WRITTEN INSTRUCTION: Reproduce the listing below without any change.

Figure dataset records:
┄┄┄┄┄┄┄┄┄┄

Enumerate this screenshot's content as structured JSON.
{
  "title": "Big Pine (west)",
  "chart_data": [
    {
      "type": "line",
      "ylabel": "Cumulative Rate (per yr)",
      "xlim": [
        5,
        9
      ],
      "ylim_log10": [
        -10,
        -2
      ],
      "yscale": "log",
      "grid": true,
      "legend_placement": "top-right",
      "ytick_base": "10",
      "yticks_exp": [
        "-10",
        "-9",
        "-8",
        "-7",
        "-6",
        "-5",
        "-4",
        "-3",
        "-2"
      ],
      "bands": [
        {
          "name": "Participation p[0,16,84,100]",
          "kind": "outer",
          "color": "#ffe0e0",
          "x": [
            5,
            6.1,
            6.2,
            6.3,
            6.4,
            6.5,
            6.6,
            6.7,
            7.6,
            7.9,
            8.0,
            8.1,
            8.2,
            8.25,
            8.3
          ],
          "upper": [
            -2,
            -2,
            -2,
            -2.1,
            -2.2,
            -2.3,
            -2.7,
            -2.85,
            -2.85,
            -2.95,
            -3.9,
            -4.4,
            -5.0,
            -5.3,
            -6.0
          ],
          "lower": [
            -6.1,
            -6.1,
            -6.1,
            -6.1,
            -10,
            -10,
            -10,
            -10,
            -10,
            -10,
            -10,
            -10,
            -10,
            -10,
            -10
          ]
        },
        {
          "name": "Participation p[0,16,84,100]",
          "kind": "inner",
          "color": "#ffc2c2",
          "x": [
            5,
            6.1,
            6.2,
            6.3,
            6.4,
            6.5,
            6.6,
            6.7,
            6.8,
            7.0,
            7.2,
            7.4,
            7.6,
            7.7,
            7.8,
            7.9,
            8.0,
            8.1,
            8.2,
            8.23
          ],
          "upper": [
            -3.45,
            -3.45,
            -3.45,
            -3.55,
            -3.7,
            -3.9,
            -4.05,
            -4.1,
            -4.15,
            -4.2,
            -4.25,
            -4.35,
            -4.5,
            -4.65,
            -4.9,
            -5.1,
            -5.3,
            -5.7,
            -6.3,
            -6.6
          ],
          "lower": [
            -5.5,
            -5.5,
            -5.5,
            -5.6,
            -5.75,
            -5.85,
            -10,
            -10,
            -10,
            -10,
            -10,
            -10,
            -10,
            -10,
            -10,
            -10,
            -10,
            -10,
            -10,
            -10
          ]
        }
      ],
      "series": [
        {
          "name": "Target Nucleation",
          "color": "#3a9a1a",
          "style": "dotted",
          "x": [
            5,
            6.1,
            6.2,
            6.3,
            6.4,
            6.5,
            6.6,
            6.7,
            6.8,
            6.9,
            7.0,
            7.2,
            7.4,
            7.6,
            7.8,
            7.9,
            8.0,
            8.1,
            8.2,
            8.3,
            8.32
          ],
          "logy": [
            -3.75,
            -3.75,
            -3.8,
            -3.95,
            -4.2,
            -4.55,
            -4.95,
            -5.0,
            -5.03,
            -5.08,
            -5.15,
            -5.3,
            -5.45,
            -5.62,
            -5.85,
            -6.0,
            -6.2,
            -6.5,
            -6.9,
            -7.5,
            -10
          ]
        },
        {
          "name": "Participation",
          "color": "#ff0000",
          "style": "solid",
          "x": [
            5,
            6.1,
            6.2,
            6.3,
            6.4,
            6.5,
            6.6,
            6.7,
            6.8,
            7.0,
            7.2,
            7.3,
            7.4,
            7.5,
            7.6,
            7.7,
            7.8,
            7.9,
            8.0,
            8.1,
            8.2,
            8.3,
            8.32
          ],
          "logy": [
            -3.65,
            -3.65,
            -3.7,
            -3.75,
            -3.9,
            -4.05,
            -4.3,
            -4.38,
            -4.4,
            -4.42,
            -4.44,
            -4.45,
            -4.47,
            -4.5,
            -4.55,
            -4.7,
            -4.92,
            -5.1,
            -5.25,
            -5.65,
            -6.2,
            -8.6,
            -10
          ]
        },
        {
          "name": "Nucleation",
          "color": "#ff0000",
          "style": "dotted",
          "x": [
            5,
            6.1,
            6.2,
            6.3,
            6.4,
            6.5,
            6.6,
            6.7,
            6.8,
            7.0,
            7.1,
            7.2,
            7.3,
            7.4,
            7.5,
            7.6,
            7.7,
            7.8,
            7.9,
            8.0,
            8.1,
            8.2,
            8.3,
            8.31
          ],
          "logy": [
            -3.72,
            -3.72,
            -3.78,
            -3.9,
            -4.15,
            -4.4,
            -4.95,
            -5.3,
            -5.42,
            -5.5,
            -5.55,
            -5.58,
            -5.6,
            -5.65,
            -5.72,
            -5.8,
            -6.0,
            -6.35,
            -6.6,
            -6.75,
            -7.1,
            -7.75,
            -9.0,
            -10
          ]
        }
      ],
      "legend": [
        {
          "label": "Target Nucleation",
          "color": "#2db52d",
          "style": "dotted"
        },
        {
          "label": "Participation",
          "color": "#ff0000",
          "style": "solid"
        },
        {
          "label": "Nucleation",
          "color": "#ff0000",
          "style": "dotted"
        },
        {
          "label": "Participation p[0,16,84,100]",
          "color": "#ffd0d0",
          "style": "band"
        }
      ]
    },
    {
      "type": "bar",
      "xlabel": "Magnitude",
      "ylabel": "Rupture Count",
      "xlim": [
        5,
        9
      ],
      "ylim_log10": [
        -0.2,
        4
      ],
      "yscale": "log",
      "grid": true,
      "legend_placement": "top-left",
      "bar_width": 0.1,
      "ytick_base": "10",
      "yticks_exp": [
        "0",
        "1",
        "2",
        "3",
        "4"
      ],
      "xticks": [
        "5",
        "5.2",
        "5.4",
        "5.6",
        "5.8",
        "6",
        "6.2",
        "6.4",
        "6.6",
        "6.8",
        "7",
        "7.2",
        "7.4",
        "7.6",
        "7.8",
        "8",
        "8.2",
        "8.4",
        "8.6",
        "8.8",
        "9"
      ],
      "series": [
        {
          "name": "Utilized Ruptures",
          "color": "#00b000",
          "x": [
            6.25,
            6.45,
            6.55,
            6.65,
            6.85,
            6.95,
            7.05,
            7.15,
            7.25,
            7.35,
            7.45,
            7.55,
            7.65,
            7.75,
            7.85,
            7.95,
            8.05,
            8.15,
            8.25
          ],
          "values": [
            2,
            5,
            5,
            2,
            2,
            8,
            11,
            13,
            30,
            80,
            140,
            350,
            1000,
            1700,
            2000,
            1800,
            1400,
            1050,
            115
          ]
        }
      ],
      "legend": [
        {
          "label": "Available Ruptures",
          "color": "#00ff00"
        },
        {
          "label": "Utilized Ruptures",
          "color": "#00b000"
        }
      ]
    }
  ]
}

┄┄┄┄┄┄┄┄┄┄

IN RESPONSE:
Enumerate this screenshot's content as structured JSON.
{
  "title": "Big Pine (west)",
  "chart_data": [
    {
      "type": "line",
      "ylabel": "Cumulative Rate (per yr)",
      "xlim": [
        5,
        9
      ],
      "ylim_log10": [
        -10,
        -2
      ],
      "yscale": "log",
      "grid": true,
      "legend_placement": "top-right",
      "ytick_base": "10",
      "yticks_exp": [
        "-10",
        "-9",
        "-8",
        "-7",
        "-6",
        "-5",
        "-4",
        "-3",
        "-2"
      ],
      "bands": [
        {
          "name": "Participation p[0,16,84,100]",
          "kind": "outer",
          "color": "#ffe0e0",
          "x": [
            5,
            6.1,
            6.2,
            6.3,
            6.4,
            6.5,
            6.6,
            6.7,
            7.6,
            7.9,
            8.0,
            8.1,
            8.2,
            8.25,
            8.3
          ],
          "upper": [
            -2,
            -2,
            -2,
            -2.1,
            -2.2,
            -2.3,
            -2.7,
            -2.85,
            -2.85,
            -2.95,
            -3.9,
            -4.4,
            -5.0,
            -5.3,
            -6.0
          ],
          "lower": [
            -6.1,
            -6.1,
            -6.1,
            -6.1,
            -10,
            -10,
            -10,
            -10,
            -10,
            -10,
            -10,
            -10,
            -10,
            -10,
            -10
          ]
        },
        {
          "name": "Participation p[0,16,84,100]",
          "kind": "inner",
          "color": "#ffc2c2",
          "x": [
            5,
            6.1,
            6.2,
            6.3,
            6.4,
            6.5,
            6.6,
            6.7,
            6.8,
            7.0,
            7.2,
            7.4,
            7.6,
            7.7,
            7.8,
            7.9,
            8.0,
            8.1,
            8.2,
            8.23
          ],
          "upper": [
            -3.45,
            -3.45,
            -3.45,
            -3.55,
            -3.7,
            -3.9,
            -4.05,
            -4.1,
            -4.15,
            -4.2,
            -4.25,
            -4.35,
            -4.5,
            -4.65,
            -4.9,
            -5.1,
            -5.3,
            -5.7,
            -6.3,
            -6.6
          ],
          "lower": [
            -5.5,
            -5.5,
            -5.5,
            -5.6,
            -5.75,
            -5.85,
            -10,
            -10,
            -10,
            -10,
            -10,
            -10,
            -10,
            -10,
            -10,
            -10,
            -10,
            -10,
            -10,
            -10
          ]
        }
      ],
      "series": [
        {
          "name": "Target Nucleation",
          "color": "#3a9a1a",
          "style": "dotted",
          "x": [
            5,
            6.1,
            6.2,
            6.3,
            6.4,
            6.5,
            6.6,
            6.7,
            6.8,
            6.9,
            7.0,
            7.2,
            7.4,
            7.6,
            7.8,
            7.9,
            8.0,
            8.1,
            8.2,
            8.3,
            8.32
          ],
          "logy": [
            -3.75,
            -3.75,
            -3.8,
            -3.95,
            -4.2,
            -4.55,
            -4.95,
            -5.0,
            -5.03,
            -5.08,
            -5.15,
            -5.3,
            -5.45,
            -5.62,
            -5.85,
            -6.0,
            -6.2,
            -6.5,
            -6.9,
            -7.5,
            -10
          ]
        },
        {
          "name": "Participation",
          "color": "#ff0000",
          "style": "solid",
          "x": [
            5,
            6.1,
            6.2,
            6.3,
            6.4,
            6.5,
            6.6,
            6.7,
            6.8,
            7.0,
            7.2,
            7.3,
            7.4,
            7.5,
            7.6,
            7.7,
            7.8,
            7.9,
            8.0,
            8.1,
            8.2,
            8.3,
            8.32
          ],
          "logy": [
            -3.65,
            -3.65,
            -3.7,
            -3.75,
            -3.9,
            -4.05,
            -4.3,
            -4.38,
            -4.4,
            -4.42,
            -4.44,
            -4.45,
            -4.47,
            -4.5,
            -4.55,
            -4.7,
            -4.92,
            -5.1,
            -5.25,
            -5.65,
            -6.2,
            -8.6,
            -10
          ]
        },
        {
          "name": "Nucleation",
          "color": "#ff0000",
          "style": "dotted",
          "x": [
            5,
            6.1,
            6.2,
            6.3,
            6.4,
            6.5,
            6.6,
            6.7,
            6.8,
            7.0,
            7.1,
            7.2,
            7.3,
            7.4,
            7.5,
            7.6,
            7.7,
            7.8,
            7.9,
            8.0,
            8.1,
            8.2,
            8.3,
            8.31
          ],
          "logy": [
            -3.72,
            -3.72,
            -3.78,
            -3.9,
            -4.15,
            -4.4,
            -4.95,
            -5.3,
            -5.42,
            -5.5,
            -5.55,
            -5.58,
            -5.6,
            -5.65,
            -5.72,
            -5.8,
            -6.0,
            -6.35,
            -6.6,
            -6.75,
            -7.1,
            -7.75,
            -9.0,
            -10
          ]
        }
      ],
      "legend": [
        {
          "label": "Target Nucleation",
          "color": "#2db52d",
          "style": "dotted"
        },
        {
          "label": "Participation",
          "color": "#ff0000",
          "style": "solid"
        },
        {
          "label": "Nucleation",
          "color": "#ff0000",
          "style": "dotted"
        },
        {
          "label": "Participation p[0,16,84,100]",
          "color": "#ffd0d0",
          "style": "band"
        }
      ]
    },
    {
      "type": "bar",
      "xlabel": "Magnitude",
      "ylabel": "Rupture Count",
      "xlim": [
        5,
        9
      ],
      "ylim_log10": [
        -0.2,
        4
      ],
      "yscale": "log",
      "grid": true,
      "legend_placement": "top-left",
      "bar_width": 0.1,
      "ytick_base": "10",
      "yticks_exp": [
        "0",
        "1",
        "2",
        "3",
        "4"
      ],
      "xticks": [
        "5",
        "5.2",
        "5.4",
        "5.6",
        "5.8",
        "6",
        "6.2",
        "6.4",
        "6.6",
        "6.8",
        "7",
        "7.2",
        "7.4",
        "7.6",
        "7.8",
        "8",
        "8.2",
        "8.4",
        "8.6",
        "8.8",
        "9"
      ],
      "series": [
        {
          "name": "Utilized Ruptures",
          "color": "#00b000",
          "x": [
            6.25,
            6.45,
            6.55,
            6.65,
            6.85,
            6.95,
            7.05,
            7.15,
            7.25,
            7.35,
            7.45,
            7.55,
            7.65,
            7.75,
            7.85,
            7.95,
            8.05,
            8.15,
            8.25
          ],
          "values": [
            2,
            5,
            5,
            2,
            2,
            8,
            11,
            13,
            30,
            80,
            140,
            350,
            1000,
            1700,
            2000,
            1800,
            1400,
            1050,
            115
          ]
        }
      ],
      "legend": [
        {
          "label": "Available Ruptures",
          "color": "#00ff00"
        },
        {
          "label": "Utilized Ruptures",
          "color": "#00b000"
        }
      ]
    }
  ]
}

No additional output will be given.